───── Material provided
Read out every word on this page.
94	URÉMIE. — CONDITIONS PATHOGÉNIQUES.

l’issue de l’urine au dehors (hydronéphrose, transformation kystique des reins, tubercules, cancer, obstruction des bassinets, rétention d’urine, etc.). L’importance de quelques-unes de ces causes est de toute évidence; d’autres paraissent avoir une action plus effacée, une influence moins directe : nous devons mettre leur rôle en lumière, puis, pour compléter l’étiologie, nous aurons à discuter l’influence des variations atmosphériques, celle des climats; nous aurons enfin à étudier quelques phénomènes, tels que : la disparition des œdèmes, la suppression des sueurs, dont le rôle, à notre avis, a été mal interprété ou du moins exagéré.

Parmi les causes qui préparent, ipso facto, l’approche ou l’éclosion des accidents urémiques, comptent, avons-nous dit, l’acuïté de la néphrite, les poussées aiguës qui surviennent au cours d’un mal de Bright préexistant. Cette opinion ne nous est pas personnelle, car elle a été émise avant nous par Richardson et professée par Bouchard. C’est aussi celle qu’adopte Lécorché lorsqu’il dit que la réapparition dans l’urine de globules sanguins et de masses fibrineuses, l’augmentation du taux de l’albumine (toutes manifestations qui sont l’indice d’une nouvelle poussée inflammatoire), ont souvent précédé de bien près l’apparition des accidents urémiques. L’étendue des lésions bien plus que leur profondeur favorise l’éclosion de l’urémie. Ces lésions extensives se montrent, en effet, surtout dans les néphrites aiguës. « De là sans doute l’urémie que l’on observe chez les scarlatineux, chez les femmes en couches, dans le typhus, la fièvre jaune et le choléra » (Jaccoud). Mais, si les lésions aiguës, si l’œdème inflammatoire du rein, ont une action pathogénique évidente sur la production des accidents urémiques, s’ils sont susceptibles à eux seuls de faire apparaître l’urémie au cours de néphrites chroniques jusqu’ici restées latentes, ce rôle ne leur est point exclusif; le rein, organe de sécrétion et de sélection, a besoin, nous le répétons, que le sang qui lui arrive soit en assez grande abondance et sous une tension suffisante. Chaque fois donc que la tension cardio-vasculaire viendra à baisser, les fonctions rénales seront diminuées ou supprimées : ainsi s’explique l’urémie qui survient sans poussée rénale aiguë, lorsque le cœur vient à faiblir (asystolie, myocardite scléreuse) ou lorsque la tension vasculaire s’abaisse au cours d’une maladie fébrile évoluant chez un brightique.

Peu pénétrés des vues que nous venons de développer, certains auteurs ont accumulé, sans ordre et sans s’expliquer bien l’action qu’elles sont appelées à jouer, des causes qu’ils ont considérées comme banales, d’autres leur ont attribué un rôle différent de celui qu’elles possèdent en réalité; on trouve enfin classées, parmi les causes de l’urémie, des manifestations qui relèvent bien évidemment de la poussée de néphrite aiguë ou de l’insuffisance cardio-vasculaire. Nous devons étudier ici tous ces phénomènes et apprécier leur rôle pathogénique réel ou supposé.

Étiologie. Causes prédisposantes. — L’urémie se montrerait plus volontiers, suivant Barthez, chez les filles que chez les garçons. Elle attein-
──────────
───── Material provided
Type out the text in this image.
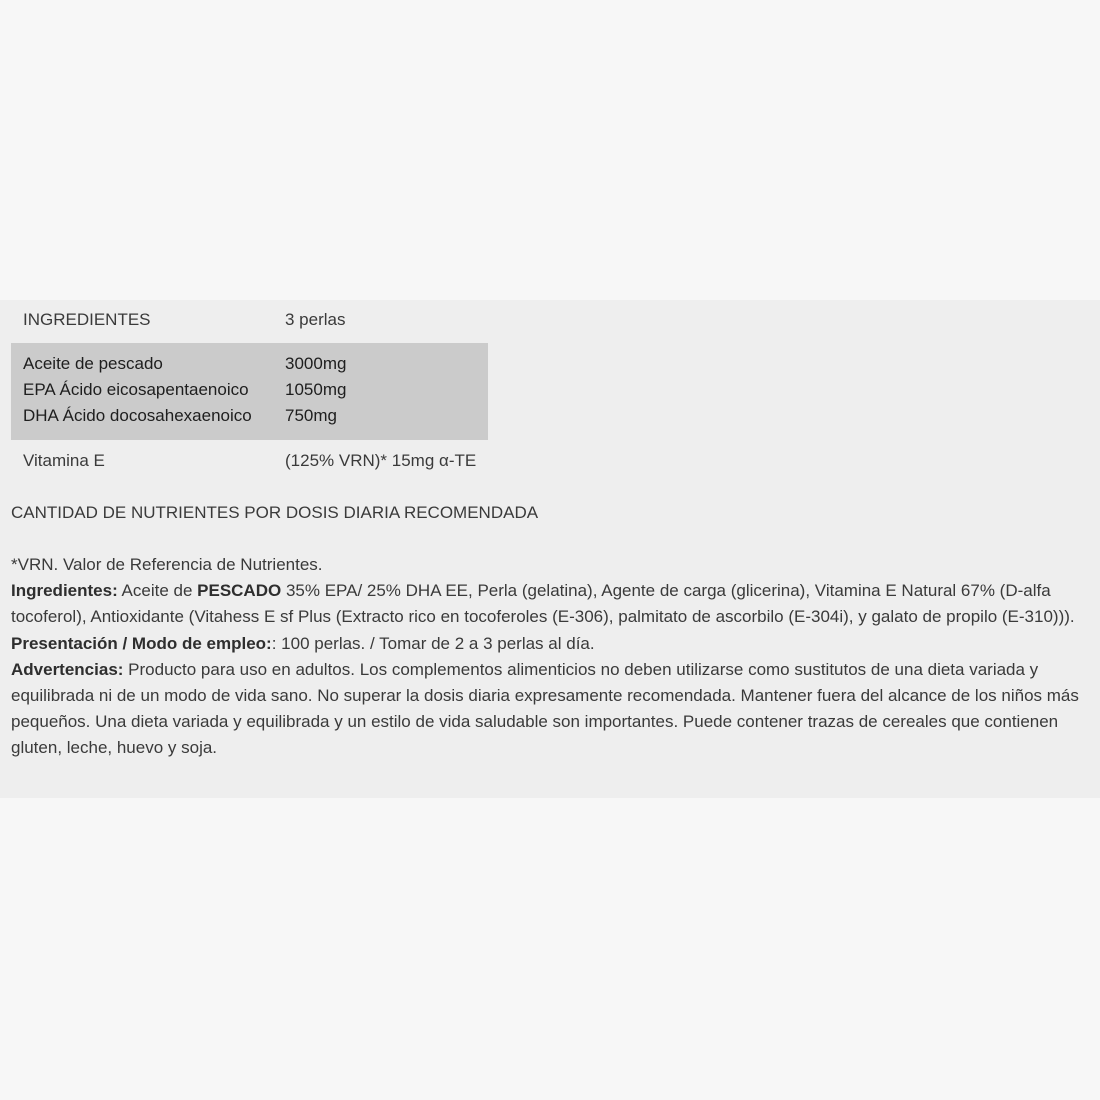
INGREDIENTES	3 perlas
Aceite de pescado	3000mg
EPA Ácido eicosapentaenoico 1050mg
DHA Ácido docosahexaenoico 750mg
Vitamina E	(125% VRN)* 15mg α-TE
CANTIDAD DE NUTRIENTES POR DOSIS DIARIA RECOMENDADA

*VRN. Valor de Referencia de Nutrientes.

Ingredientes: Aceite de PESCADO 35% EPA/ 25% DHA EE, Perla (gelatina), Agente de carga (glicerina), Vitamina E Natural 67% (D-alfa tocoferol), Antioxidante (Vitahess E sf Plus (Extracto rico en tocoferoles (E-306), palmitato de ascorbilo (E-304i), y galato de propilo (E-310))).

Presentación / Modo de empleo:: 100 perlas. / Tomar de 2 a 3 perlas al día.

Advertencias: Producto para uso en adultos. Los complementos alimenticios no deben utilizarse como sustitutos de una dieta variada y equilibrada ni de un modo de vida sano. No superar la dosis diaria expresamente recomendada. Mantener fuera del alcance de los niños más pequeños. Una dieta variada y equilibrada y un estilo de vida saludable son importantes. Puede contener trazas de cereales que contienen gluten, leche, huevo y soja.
──────────
───── Material provided
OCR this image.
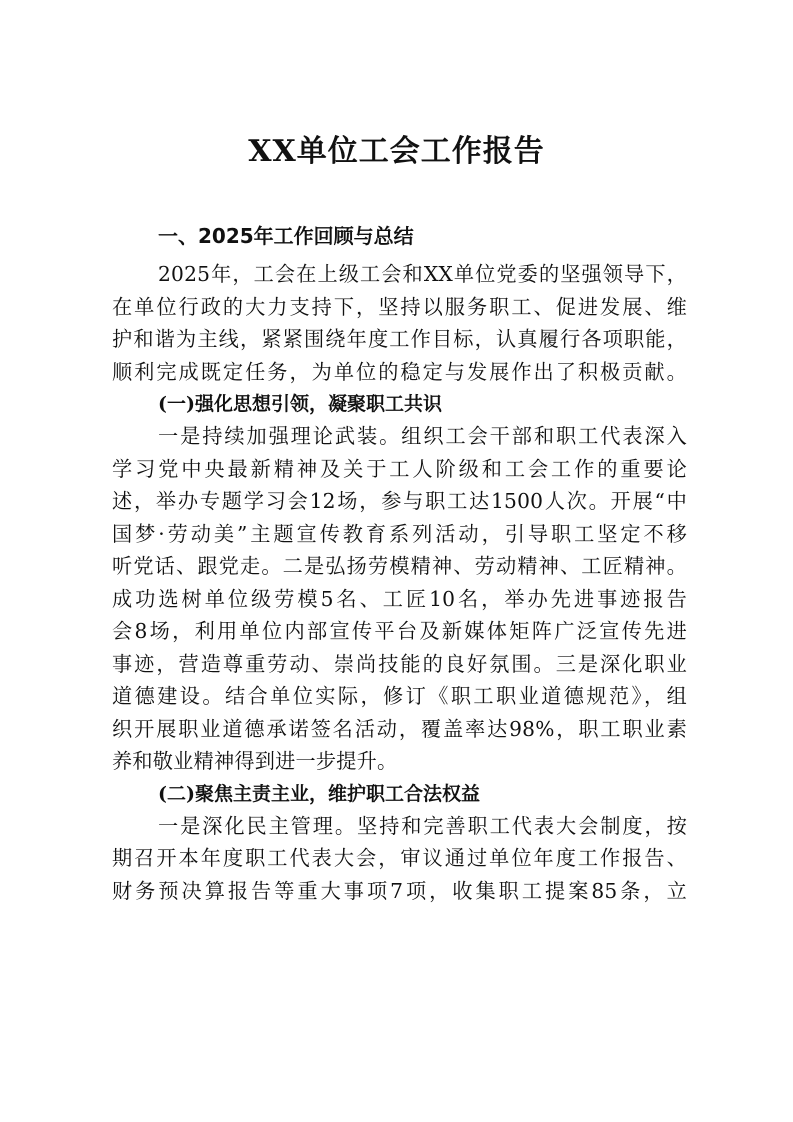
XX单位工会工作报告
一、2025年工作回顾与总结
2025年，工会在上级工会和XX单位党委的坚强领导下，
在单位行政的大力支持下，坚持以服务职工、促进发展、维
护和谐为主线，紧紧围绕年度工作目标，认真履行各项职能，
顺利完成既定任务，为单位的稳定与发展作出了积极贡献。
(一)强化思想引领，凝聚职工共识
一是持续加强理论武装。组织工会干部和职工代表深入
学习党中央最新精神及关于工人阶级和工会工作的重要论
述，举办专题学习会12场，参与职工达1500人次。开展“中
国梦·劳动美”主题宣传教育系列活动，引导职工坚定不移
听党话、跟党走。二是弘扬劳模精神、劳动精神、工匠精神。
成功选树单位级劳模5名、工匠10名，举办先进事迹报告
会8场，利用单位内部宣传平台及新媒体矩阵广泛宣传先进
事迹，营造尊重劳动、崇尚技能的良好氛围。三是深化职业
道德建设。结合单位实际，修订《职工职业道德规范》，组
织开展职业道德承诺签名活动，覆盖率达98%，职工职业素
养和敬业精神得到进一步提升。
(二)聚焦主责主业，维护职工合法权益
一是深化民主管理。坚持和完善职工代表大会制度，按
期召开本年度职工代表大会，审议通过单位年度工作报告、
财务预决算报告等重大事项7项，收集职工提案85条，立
──────────
Aim of the task
List all lines in the material containing the string "Ácido".

Output of the exercise
EPA Ácido eicosapentaenoico 1050mg
DHA Ácido docosahexaenoico 750mg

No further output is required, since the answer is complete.